A block of data
►

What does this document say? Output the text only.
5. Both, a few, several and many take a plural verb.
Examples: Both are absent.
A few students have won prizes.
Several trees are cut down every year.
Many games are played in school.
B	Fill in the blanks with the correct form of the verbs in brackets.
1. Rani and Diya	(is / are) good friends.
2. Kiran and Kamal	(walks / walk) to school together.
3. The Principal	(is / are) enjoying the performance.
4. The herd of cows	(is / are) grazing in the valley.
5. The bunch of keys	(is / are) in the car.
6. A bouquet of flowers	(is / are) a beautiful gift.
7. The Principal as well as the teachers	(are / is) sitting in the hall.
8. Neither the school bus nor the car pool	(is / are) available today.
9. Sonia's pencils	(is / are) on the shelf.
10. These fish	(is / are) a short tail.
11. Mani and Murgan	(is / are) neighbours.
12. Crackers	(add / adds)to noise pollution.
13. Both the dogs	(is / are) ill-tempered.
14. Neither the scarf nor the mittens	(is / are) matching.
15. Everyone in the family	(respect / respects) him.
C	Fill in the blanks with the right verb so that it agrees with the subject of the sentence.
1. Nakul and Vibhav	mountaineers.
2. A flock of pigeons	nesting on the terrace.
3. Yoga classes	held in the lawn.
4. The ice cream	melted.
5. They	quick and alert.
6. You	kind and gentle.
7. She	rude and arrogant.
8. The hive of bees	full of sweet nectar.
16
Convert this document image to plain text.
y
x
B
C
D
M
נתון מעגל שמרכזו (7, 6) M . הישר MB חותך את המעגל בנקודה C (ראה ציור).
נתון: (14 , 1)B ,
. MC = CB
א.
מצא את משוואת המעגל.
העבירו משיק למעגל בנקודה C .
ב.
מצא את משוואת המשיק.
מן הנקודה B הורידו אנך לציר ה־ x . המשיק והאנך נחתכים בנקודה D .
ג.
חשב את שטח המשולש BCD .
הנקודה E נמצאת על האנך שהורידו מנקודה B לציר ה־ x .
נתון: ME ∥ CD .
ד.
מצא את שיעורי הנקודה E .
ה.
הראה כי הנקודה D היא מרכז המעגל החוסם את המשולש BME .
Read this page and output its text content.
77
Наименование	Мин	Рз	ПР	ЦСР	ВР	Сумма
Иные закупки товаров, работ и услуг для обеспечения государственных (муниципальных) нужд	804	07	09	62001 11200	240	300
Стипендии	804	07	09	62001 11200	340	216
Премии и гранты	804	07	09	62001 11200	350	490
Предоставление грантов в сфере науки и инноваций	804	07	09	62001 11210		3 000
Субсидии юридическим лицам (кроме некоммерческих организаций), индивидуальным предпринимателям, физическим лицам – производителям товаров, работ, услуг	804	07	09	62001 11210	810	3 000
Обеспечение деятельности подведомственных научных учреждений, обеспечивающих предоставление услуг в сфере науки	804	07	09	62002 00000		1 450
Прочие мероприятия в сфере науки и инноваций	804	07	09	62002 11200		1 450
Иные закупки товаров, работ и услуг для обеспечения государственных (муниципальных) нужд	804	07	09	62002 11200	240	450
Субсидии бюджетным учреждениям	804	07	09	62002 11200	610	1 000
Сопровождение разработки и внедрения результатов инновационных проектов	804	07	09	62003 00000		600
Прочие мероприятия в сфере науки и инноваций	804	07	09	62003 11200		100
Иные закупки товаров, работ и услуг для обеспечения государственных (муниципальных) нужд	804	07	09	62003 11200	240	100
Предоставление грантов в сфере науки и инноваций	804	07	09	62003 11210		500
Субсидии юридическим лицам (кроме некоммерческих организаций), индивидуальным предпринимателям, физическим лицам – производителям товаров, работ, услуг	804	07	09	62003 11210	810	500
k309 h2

◄

Set task
Each record above should be output again exactly.

Task output
What does this document say? Output the text only.
5. Both, a few, several and many take a plural verb.
Examples: Both are absent.
A few students have won prizes.
Several trees are cut down every year.
Many games are played in school.
B	Fill in the blanks with the correct form of the verbs in brackets.
1. Rani and Diya	(is / are) good friends.
2. Kiran and Kamal	(walks / walk) to school together.
3. The Principal	(is / are) enjoying the performance.
4. The herd of cows	(is / are) grazing in the valley.
5. The bunch of keys	(is / are) in the car.
6. A bouquet of flowers	(is / are) a beautiful gift.
7. The Principal as well as the teachers	(are / is) sitting in the hall.
8. Neither the school bus nor the car pool	(is / are) available today.
9. Sonia's pencils	(is / are) on the shelf.
10. These fish	(is / are) a short tail.
11. Mani and Murgan	(is / are) neighbours.
12. Crackers	(add / adds)to noise pollution.
13. Both the dogs	(is / are) ill-tempered.
14. Neither the scarf nor the mittens	(is / are) matching.
15. Everyone in the family	(respect / respects) him.
C	Fill in the blanks with the right verb so that it agrees with the subject of the sentence.
1. Nakul and Vibhav	mountaineers.
2. A flock of pigeons	nesting on the terrace.
3. Yoga classes	held in the lawn.
4. The ice cream	melted.
5. They	quick and alert.
6. You	kind and gentle.
7. She	rude and arrogant.
8. The hive of bees	full of sweet nectar.
16
Convert this document image to plain text.
y
x
B
C
D
M
נתון מעגל שמרכזו (7, 6) M . הישר MB חותך את המעגל בנקודה C (ראה ציור).
נתון: (14 , 1)B ,
. MC = CB
א.
מצא את משוואת המעגל.
העבירו משיק למעגל בנקודה C .
ב.
מצא את משוואת המשיק.
מן הנקודה B הורידו אנך לציר ה־ x . המשיק והאנך נחתכים בנקודה D .
ג.
חשב את שטח המשולש BCD .
הנקודה E נמצאת על האנך שהורידו מנקודה B לציר ה־ x .
נתון: ME ∥ CD .
ד.
מצא את שיעורי הנקודה E .
ה.
הראה כי הנקודה D היא מרכז המעגל החוסם את המשולש BME .
Read this page and output its text content.
77
Наименование	Мин	Рз	ПР	ЦСР	ВР	Сумма
Иные закупки товаров, работ и услуг для обеспечения государственных (муниципальных) нужд	804	07	09	62001 11200	240	300
Стипендии	804	07	09	62001 11200	340	216
Премии и гранты	804	07	09	62001 11200	350	490
Предоставление грантов в сфере науки и инноваций	804	07	09	62001 11210		3 000
Субсидии юридическим лицам (кроме некоммерческих организаций), индивидуальным предпринимателям, физическим лицам – производителям товаров, работ, услуг	804	07	09	62001 11210	810	3 000
Обеспечение деятельности подведомственных научных учреждений, обеспечивающих предоставление услуг в сфере науки	804	07	09	62002 00000		1 450
Прочие мероприятия в сфере науки и инноваций	804	07	09	62002 11200		1 450
Иные закупки товаров, работ и услуг для обеспечения государственных (муниципальных) нужд	804	07	09	62002 11200	240	450
Субсидии бюджетным учреждениям	804	07	09	62002 11200	610	1 000
Сопровождение разработки и внедрения результатов инновационных проектов	804	07	09	62003 00000		600
Прочие мероприятия в сфере науки и инноваций	804	07	09	62003 11200		100
Иные закупки товаров, работ и услуг для обеспечения государственных (муниципальных) нужд	804	07	09	62003 11200	240	100
Предоставление грантов в сфере науки и инноваций	804	07	09	62003 11210		500
Субсидии юридическим лицам (кроме некоммерческих организаций), индивидуальным предпринимателям, физическим лицам – производителям товаров, работ, услуг	804	07	09	62003 11210	810	500
k309 h2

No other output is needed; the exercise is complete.